- _What to produce_: Scan the material for the word "شماره", and copy each line where it shows up.

**** Input rows ****

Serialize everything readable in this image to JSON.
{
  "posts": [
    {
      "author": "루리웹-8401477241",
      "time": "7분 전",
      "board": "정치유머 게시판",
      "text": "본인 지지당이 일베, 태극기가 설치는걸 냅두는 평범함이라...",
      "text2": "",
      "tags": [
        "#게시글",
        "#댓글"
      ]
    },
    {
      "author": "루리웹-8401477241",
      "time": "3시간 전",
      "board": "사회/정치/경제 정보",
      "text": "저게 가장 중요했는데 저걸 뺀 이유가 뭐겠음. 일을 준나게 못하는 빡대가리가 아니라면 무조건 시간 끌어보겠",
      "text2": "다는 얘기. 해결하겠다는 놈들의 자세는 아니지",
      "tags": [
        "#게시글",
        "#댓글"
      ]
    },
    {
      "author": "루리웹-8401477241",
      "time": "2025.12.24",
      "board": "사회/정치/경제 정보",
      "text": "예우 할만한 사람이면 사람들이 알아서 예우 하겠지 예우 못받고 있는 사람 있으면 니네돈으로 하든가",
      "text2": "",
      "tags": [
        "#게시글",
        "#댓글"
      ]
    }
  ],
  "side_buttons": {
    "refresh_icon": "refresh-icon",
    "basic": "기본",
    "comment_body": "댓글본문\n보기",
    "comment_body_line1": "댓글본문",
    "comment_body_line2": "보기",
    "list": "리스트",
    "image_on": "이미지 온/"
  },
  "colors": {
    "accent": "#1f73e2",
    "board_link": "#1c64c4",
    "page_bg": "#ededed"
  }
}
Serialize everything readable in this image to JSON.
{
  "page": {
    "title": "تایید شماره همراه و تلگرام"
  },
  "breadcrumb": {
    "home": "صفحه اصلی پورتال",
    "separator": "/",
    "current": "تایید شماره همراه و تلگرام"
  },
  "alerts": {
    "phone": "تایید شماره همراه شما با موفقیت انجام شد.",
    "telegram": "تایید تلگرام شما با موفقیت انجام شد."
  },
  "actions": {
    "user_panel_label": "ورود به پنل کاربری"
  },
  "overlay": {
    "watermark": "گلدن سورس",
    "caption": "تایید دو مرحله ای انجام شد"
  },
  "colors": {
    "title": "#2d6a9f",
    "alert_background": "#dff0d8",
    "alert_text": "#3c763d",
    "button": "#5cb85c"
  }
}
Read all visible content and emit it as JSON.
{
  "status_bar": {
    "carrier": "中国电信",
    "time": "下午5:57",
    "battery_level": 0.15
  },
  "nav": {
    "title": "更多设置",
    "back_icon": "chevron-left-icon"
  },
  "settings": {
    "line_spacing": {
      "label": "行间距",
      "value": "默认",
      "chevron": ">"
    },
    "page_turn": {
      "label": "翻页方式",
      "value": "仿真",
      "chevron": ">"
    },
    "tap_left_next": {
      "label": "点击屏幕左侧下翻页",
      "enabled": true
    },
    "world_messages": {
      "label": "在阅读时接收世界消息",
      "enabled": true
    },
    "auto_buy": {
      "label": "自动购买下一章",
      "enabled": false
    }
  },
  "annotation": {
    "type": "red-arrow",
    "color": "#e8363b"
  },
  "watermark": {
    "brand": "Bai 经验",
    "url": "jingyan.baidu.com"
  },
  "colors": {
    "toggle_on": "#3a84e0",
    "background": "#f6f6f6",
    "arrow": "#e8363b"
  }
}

****

- _Task result_:
    "title": "تایید شماره همراه و تلگرام"
    "current": "تایید شماره همراه و تلگرام"
    "phone": "تایید شماره همراه شما با موفقیت انجام شد.",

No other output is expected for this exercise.